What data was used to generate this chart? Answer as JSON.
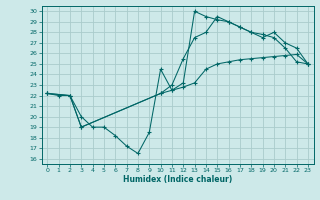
{
  "xlabel": "Humidex (Indice chaleur)",
  "background_color": "#cde9e9",
  "line_color": "#006666",
  "grid_color": "#b0d8d8",
  "xlim": [
    -0.5,
    23.5
  ],
  "ylim": [
    15.5,
    30.5
  ],
  "xticks": [
    0,
    1,
    2,
    3,
    4,
    5,
    6,
    7,
    8,
    9,
    10,
    11,
    12,
    13,
    14,
    15,
    16,
    17,
    18,
    19,
    20,
    21,
    22,
    23
  ],
  "yticks": [
    16,
    17,
    18,
    19,
    20,
    21,
    22,
    23,
    24,
    25,
    26,
    27,
    28,
    29,
    30
  ],
  "line1_x": [
    0,
    1,
    2,
    3,
    4,
    5,
    6,
    7,
    8,
    9,
    10,
    11,
    12,
    13,
    14,
    15,
    16,
    17,
    18,
    19,
    20,
    21,
    22,
    23
  ],
  "line1_y": [
    22.2,
    22,
    22,
    20,
    19,
    19,
    18.2,
    17.2,
    16.5,
    18.5,
    24.5,
    22.5,
    23.2,
    30,
    29.5,
    29.2,
    29,
    28.5,
    28,
    27.8,
    27.5,
    26.5,
    25.2,
    25
  ],
  "line2_x": [
    0,
    2,
    3,
    10,
    11,
    12,
    13,
    14,
    15,
    16,
    17,
    18,
    19,
    20,
    21,
    22,
    23
  ],
  "line2_y": [
    22.2,
    22,
    19,
    22.2,
    23,
    25.5,
    27.5,
    28,
    29.5,
    29,
    28.5,
    28,
    27.5,
    28,
    27,
    26.5,
    25
  ],
  "line3_x": [
    0,
    2,
    3,
    10,
    11,
    12,
    13,
    14,
    15,
    16,
    17,
    18,
    19,
    20,
    21,
    22,
    23
  ],
  "line3_y": [
    22.2,
    22,
    19,
    22.2,
    22.5,
    22.8,
    23.2,
    24.5,
    25,
    25.2,
    25.4,
    25.5,
    25.6,
    25.7,
    25.8,
    25.9,
    25
  ]
}
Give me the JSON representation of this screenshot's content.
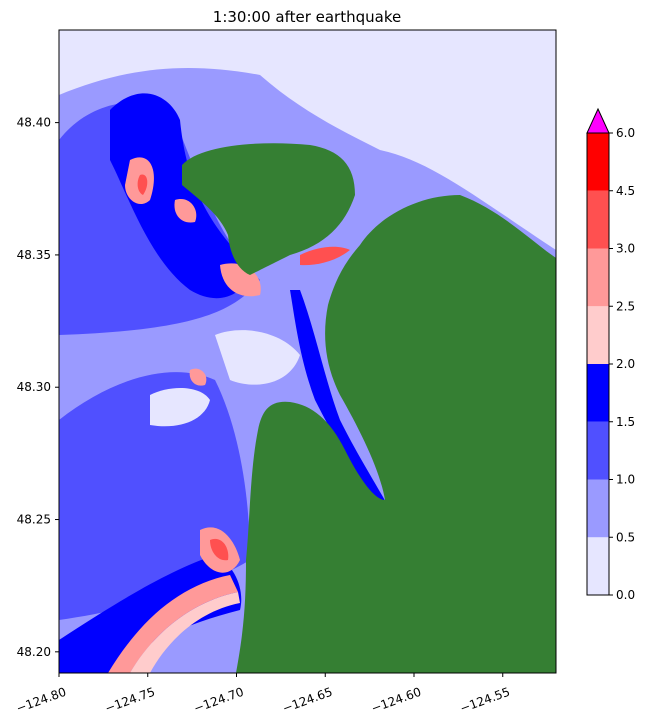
{
  "chart_data": {
    "type": "heatmap",
    "title": "1:30:00 after earthquake",
    "xlabel": "",
    "ylabel": "",
    "xlim": [
      -124.8,
      -124.52
    ],
    "ylim": [
      48.192,
      48.435
    ],
    "x_ticks": [
      -124.8,
      -124.75,
      -124.7,
      -124.65,
      -124.6,
      -124.55
    ],
    "x_tick_labels": [
      "−124.80",
      "−124.75",
      "−124.70",
      "−124.65",
      "−124.60",
      "−124.55"
    ],
    "y_ticks": [
      48.2,
      48.25,
      48.3,
      48.35,
      48.4
    ],
    "y_tick_labels": [
      "48.20",
      "48.25",
      "48.30",
      "48.35",
      "48.40"
    ],
    "land_color": "#357f33",
    "grid": false,
    "colorbar": {
      "placement": "right",
      "extend": "max",
      "extend_color": "#ff00ff",
      "levels": [
        0.0,
        0.5,
        1.0,
        1.5,
        2.0,
        2.5,
        3.0,
        4.5,
        6.0
      ],
      "level_labels": [
        "0.0",
        "0.5",
        "1.0",
        "1.5",
        "2.0",
        "2.5",
        "3.0",
        "4.5",
        "6.0"
      ],
      "colors": [
        "#e6e6ff",
        "#9a9aff",
        "#5050ff",
        "#0000ff",
        "#ffcccc",
        "#ff9999",
        "#ff5050",
        "#ff0000"
      ]
    }
  }
}
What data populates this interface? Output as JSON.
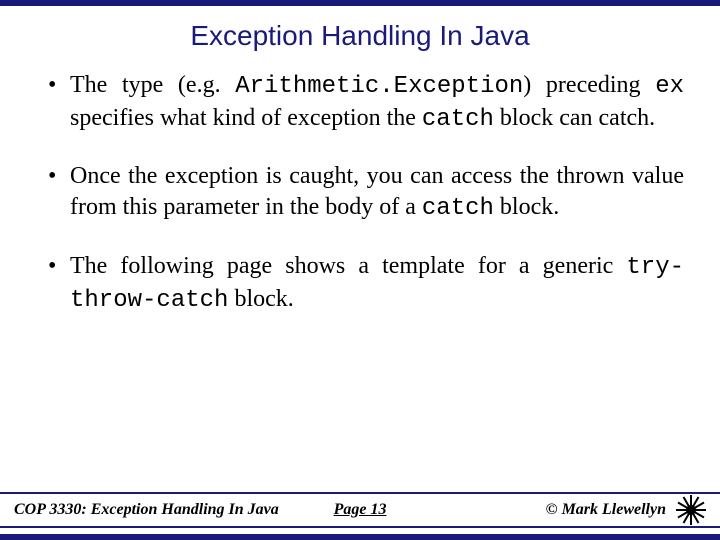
{
  "slide": {
    "title": "Exception Handling In Java",
    "title_color": "#1a1a7a",
    "title_fontsize": 28,
    "bar_color": "#1a1a7a",
    "background": "#ffffff",
    "body_fontsize": 24,
    "body_color": "#000000"
  },
  "bullets": {
    "b1_pre": "The type (e.g. ",
    "b1_code1": "Arithmetic.Exception",
    "b1_mid1": ") preceding ",
    "b1_code2": "ex",
    "b1_mid2": " specifies what kind of exception the ",
    "b1_code3": "catch",
    "b1_post": " block can catch.",
    "b2_pre": "Once the exception is caught, you can access the thrown value from this parameter in the body of a ",
    "b2_code1": "catch",
    "b2_post": " block.",
    "b3_pre": "The following page shows a template for a generic ",
    "b3_code1": "try-throw-catch",
    "b3_post": " block."
  },
  "footer": {
    "left": "COP 3330:  Exception Handling In Java",
    "center": "Page 13",
    "right": "© Mark Llewellyn",
    "logo_bg": "#d4af37",
    "logo_fg": "#000000"
  }
}
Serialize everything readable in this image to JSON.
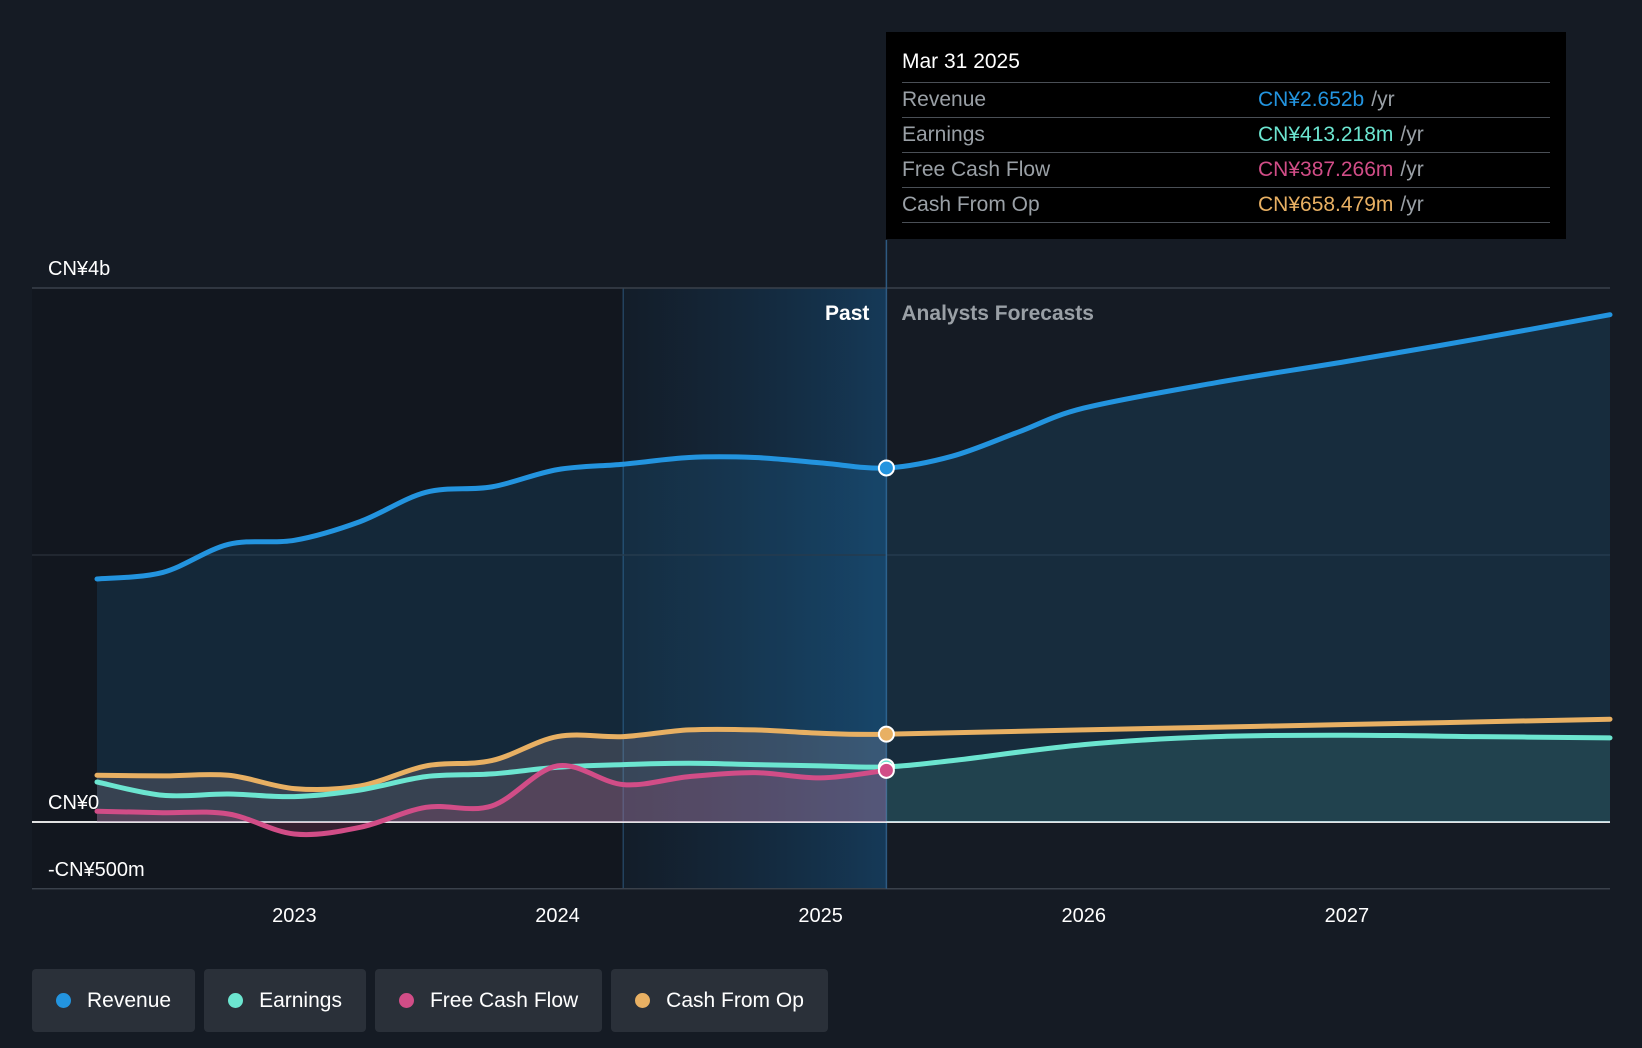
{
  "tooltip": {
    "date": "Mar 31 2025",
    "rows": [
      {
        "label": "Revenue",
        "value": "CN¥2.652b",
        "unit": "/yr",
        "color": "#2394df"
      },
      {
        "label": "Earnings",
        "value": "CN¥413.218m",
        "unit": "/yr",
        "color": "#6ce5d0"
      },
      {
        "label": "Free Cash Flow",
        "value": "CN¥387.266m",
        "unit": "/yr",
        "color": "#d14d87"
      },
      {
        "label": "Cash From Op",
        "value": "CN¥658.479m",
        "unit": "/yr",
        "color": "#e8b063"
      }
    ]
  },
  "legend": [
    {
      "label": "Revenue",
      "color": "#2394df"
    },
    {
      "label": "Earnings",
      "color": "#6ce5d0"
    },
    {
      "label": "Free Cash Flow",
      "color": "#d14d87"
    },
    {
      "label": "Cash From Op",
      "color": "#e8b063"
    }
  ],
  "chart_data": {
    "type": "line",
    "title": "",
    "past_label": "Past",
    "forecast_label": "Analysts Forecasts",
    "divider_x": 2025.25,
    "highlight_start_x": 2024.25,
    "xlim": [
      2022.25,
      2028.0
    ],
    "ylim": [
      -500,
      4000
    ],
    "y_labels": [
      {
        "value": 4000,
        "text": "CN¥4b"
      },
      {
        "value": 0,
        "text": "CN¥0"
      },
      {
        "value": -500,
        "text": "-CN¥500m"
      }
    ],
    "x_ticks": [
      {
        "value": 2023,
        "text": "2023"
      },
      {
        "value": 2024,
        "text": "2024"
      },
      {
        "value": 2025,
        "text": "2025"
      },
      {
        "value": 2026,
        "text": "2026"
      },
      {
        "value": 2027,
        "text": "2027"
      }
    ],
    "series": [
      {
        "name": "Revenue",
        "color": "#2394df",
        "past": {
          "x": [
            2022.25,
            2022.5,
            2022.75,
            2023.0,
            2023.25,
            2023.5,
            2023.75,
            2024.0,
            2024.25,
            2024.5,
            2024.75,
            2025.0,
            2025.25
          ],
          "y": [
            1820,
            1870,
            2080,
            2110,
            2250,
            2470,
            2510,
            2640,
            2680,
            2730,
            2730,
            2690,
            2652
          ]
        },
        "forecast": {
          "x": [
            2025.25,
            2025.5,
            2025.75,
            2026.0,
            2026.5,
            2027.0,
            2027.5,
            2028.0
          ],
          "y": [
            2652,
            2740,
            2920,
            3100,
            3290,
            3450,
            3620,
            3800
          ]
        }
      },
      {
        "name": "Cash From Op",
        "color": "#e8b063",
        "past": {
          "x": [
            2022.25,
            2022.5,
            2022.75,
            2023.0,
            2023.25,
            2023.5,
            2023.75,
            2024.0,
            2024.25,
            2024.5,
            2024.75,
            2025.0,
            2025.25
          ],
          "y": [
            350,
            345,
            350,
            250,
            270,
            420,
            460,
            640,
            640,
            690,
            690,
            665,
            658
          ]
        },
        "forecast": {
          "x": [
            2025.25,
            2026.0,
            2027.0,
            2028.0
          ],
          "y": [
            658,
            690,
            730,
            770
          ]
        }
      },
      {
        "name": "Earnings",
        "color": "#6ce5d0",
        "past": {
          "x": [
            2022.25,
            2022.5,
            2022.75,
            2023.0,
            2023.25,
            2023.5,
            2023.75,
            2024.0,
            2024.25,
            2024.5,
            2024.75,
            2025.0,
            2025.25
          ],
          "y": [
            300,
            200,
            210,
            190,
            240,
            340,
            360,
            410,
            430,
            440,
            430,
            420,
            413
          ]
        },
        "forecast": {
          "x": [
            2025.25,
            2025.5,
            2026.0,
            2026.5,
            2027.0,
            2027.5,
            2028.0
          ],
          "y": [
            413,
            460,
            580,
            640,
            650,
            640,
            630
          ]
        }
      },
      {
        "name": "Free Cash Flow",
        "color": "#d14d87",
        "past": {
          "x": [
            2022.25,
            2022.5,
            2022.75,
            2023.0,
            2023.25,
            2023.5,
            2023.75,
            2024.0,
            2024.25,
            2024.5,
            2024.75,
            2025.0,
            2025.25
          ],
          "y": [
            80,
            70,
            60,
            -90,
            -40,
            110,
            120,
            420,
            280,
            340,
            370,
            330,
            387
          ]
        }
      }
    ]
  }
}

Aim of the exercise
List every line above that contains the word "text".

Finished exercise
        "text": "CN¥4b"
        "text": "CN¥0"
        "text": "-CN¥500m"
        "text": "2023"
        "text": "2024"
        "text": "2025"
        "text": "2026"
        "text": "2027"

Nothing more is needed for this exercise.